INSTRUCTION
Locate the word "source" in the material, then show every line that holds it.
=== EXERCISE MATERIAL ===
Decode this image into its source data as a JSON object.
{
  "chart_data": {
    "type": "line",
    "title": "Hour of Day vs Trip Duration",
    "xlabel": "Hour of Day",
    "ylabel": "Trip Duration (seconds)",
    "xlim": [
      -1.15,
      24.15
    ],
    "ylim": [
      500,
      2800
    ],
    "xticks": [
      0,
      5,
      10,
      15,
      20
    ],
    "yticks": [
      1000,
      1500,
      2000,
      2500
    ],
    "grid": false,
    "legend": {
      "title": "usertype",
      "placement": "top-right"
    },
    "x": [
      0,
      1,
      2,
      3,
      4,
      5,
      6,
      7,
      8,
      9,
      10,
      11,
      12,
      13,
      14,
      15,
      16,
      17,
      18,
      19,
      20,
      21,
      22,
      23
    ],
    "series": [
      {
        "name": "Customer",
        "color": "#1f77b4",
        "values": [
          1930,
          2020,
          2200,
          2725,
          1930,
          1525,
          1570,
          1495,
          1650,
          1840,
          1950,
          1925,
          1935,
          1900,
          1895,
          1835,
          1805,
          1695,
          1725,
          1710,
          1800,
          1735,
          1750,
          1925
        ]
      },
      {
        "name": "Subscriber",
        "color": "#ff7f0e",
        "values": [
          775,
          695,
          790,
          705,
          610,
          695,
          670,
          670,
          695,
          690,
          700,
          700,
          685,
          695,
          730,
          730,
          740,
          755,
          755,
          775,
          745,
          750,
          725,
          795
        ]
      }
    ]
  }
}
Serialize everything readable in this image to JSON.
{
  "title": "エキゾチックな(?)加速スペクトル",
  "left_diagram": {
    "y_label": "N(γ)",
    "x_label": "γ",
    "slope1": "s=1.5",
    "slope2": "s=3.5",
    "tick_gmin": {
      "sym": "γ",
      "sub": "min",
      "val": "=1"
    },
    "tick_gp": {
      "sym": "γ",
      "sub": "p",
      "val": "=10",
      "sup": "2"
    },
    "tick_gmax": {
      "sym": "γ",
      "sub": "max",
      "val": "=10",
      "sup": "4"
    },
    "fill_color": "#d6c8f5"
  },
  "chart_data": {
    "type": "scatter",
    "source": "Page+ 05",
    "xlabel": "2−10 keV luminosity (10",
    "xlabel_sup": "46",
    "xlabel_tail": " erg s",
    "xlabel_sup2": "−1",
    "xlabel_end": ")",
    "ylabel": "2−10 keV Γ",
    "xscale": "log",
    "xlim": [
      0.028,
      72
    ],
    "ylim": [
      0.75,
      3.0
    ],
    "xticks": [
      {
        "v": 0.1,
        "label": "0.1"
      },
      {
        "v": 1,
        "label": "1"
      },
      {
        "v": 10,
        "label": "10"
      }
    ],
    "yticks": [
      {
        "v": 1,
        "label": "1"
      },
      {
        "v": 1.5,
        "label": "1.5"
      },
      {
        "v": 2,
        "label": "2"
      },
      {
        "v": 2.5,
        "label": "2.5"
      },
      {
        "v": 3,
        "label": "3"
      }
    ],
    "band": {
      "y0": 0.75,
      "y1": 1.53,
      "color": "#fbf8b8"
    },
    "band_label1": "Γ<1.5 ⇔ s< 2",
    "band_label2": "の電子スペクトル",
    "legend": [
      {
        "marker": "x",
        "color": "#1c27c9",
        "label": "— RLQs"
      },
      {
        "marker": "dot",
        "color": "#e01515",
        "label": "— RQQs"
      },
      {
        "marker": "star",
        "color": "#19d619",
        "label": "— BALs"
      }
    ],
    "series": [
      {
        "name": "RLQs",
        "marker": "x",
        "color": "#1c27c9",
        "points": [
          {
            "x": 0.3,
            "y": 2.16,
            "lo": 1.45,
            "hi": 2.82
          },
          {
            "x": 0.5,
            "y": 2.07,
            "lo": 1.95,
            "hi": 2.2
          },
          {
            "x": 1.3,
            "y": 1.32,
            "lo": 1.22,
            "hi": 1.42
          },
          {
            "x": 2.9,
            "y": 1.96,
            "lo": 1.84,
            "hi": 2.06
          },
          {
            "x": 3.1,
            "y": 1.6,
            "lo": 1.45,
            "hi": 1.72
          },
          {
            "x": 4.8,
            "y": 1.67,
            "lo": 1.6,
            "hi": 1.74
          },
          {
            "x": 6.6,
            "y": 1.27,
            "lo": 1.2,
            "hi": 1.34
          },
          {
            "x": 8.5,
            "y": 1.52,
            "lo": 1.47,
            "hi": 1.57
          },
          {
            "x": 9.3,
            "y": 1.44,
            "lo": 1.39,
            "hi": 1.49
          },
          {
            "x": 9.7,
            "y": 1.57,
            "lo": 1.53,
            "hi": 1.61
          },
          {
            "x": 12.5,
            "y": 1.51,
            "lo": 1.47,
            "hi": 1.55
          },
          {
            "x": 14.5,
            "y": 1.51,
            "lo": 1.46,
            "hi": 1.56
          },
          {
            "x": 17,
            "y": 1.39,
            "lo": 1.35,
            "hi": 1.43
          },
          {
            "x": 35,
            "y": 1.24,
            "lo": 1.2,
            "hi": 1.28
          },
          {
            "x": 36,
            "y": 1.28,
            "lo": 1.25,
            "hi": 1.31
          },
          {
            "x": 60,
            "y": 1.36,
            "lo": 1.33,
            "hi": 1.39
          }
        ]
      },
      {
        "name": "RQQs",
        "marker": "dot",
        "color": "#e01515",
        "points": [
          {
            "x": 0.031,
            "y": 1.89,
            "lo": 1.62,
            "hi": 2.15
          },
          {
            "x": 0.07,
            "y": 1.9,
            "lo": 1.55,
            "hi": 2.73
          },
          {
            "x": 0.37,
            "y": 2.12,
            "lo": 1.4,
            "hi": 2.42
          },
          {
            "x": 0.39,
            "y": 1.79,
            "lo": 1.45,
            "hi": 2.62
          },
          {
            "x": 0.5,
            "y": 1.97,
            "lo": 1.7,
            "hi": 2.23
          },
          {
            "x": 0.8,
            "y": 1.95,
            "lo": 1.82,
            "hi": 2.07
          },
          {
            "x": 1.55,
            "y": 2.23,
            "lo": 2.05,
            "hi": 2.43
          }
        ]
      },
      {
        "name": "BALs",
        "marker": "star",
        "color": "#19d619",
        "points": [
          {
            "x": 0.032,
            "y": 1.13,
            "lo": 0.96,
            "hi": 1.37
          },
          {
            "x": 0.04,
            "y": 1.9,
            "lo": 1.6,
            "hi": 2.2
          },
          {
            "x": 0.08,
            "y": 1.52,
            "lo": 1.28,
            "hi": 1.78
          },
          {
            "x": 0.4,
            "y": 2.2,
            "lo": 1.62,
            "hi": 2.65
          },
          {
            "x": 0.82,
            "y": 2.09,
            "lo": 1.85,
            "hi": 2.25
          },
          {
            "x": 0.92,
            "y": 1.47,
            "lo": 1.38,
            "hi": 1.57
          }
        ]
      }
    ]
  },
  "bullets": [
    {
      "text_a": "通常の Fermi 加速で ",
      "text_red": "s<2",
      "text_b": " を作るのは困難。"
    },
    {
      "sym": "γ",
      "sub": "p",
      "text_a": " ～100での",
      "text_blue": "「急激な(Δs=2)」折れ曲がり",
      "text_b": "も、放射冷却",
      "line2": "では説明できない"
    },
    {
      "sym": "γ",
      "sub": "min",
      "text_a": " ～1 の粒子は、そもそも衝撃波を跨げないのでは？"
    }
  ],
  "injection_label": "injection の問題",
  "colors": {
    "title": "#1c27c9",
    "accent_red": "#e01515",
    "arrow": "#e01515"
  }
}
===
EXERCISE SOLUTION
Decode this image into its source data as a JSON object.
    "source": "Page+ 05",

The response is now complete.